-- start Records for this exercise --

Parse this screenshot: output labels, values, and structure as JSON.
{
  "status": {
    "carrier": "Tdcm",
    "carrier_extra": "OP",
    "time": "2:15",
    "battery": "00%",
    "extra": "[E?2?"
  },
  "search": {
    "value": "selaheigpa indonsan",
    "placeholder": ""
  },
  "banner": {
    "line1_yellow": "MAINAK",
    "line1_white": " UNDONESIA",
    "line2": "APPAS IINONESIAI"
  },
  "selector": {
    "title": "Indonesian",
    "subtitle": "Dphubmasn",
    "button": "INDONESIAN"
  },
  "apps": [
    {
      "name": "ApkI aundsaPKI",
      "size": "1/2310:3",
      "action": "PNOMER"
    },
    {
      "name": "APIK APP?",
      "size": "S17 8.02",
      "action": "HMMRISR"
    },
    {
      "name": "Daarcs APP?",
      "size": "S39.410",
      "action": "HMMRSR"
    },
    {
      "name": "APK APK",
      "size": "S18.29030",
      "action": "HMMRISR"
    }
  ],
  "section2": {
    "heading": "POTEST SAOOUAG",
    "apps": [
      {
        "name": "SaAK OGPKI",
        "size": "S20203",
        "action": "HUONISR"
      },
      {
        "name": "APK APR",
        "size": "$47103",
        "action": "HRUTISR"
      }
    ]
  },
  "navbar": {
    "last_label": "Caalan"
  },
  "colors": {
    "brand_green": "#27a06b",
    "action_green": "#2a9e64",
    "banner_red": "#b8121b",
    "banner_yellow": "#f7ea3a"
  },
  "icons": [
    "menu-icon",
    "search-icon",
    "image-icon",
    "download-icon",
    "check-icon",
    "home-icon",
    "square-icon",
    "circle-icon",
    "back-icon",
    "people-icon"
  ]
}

-- end Records for this exercise --

| Objective |
From the data above, pick out each line containing "name" and copy it.

| Finished exercise |
      "name": "ApkI aundsaPKI",
      "name": "APIK APP?",
      "name": "Daarcs APP?",
      "name": "APK APK",
        "name": "SaAK OGPKI",
        "name": "APK APR",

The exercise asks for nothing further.